Dataset entries
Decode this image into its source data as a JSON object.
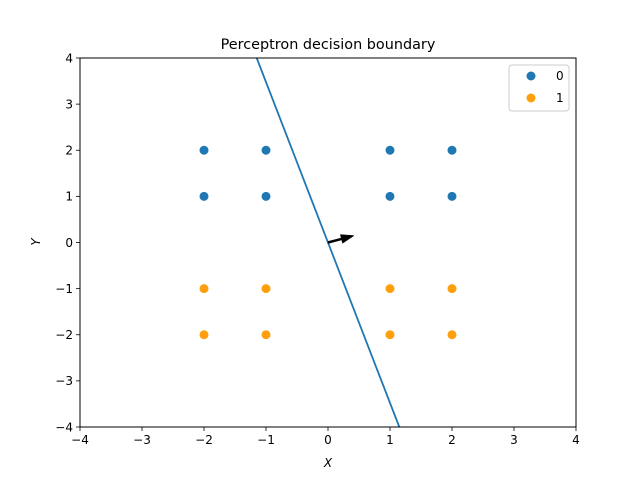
{
  "chart_data": {
    "type": "scatter",
    "title": "Perceptron decision boundary",
    "xlabel": "X",
    "ylabel": "Y",
    "xlim": [
      -4,
      4
    ],
    "ylim": [
      -4,
      4
    ],
    "xticks": [
      -4,
      -3,
      -2,
      -1,
      0,
      1,
      2,
      3,
      4
    ],
    "yticks": [
      -4,
      -3,
      -2,
      -1,
      0,
      1,
      2,
      3,
      4
    ],
    "grid": false,
    "legend_position": "top-right",
    "series": [
      {
        "name": "0",
        "color": "#1f77b4",
        "points": [
          [
            -2,
            2
          ],
          [
            -1,
            2
          ],
          [
            1,
            2
          ],
          [
            2,
            2
          ],
          [
            -2,
            1
          ],
          [
            -1,
            1
          ],
          [
            1,
            1
          ],
          [
            2,
            1
          ]
        ]
      },
      {
        "name": "1",
        "color": "#ff9f0e",
        "points": [
          [
            -2,
            -1
          ],
          [
            -1,
            -1
          ],
          [
            1,
            -1
          ],
          [
            2,
            -1
          ],
          [
            -2,
            -2
          ],
          [
            -1,
            -2
          ],
          [
            1,
            -2
          ],
          [
            2,
            -2
          ]
        ]
      }
    ],
    "decision_line": {
      "color": "#1f77b4",
      "from": [
        -1.15,
        4
      ],
      "to": [
        1.15,
        -4
      ]
    },
    "weight_arrow": {
      "color": "#000000",
      "from": [
        0,
        0
      ],
      "to": [
        0.42,
        0.15
      ]
    }
  }
}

» **TASK REQUIREMENTS**: Locate the lines above that contain "color" and copy them.

» **WRITTEN RESPONSE**:
        "color": "#1f77b4",
        "color": "#ff9f0e",
      "color": "#1f77b4",
      "color": "#000000",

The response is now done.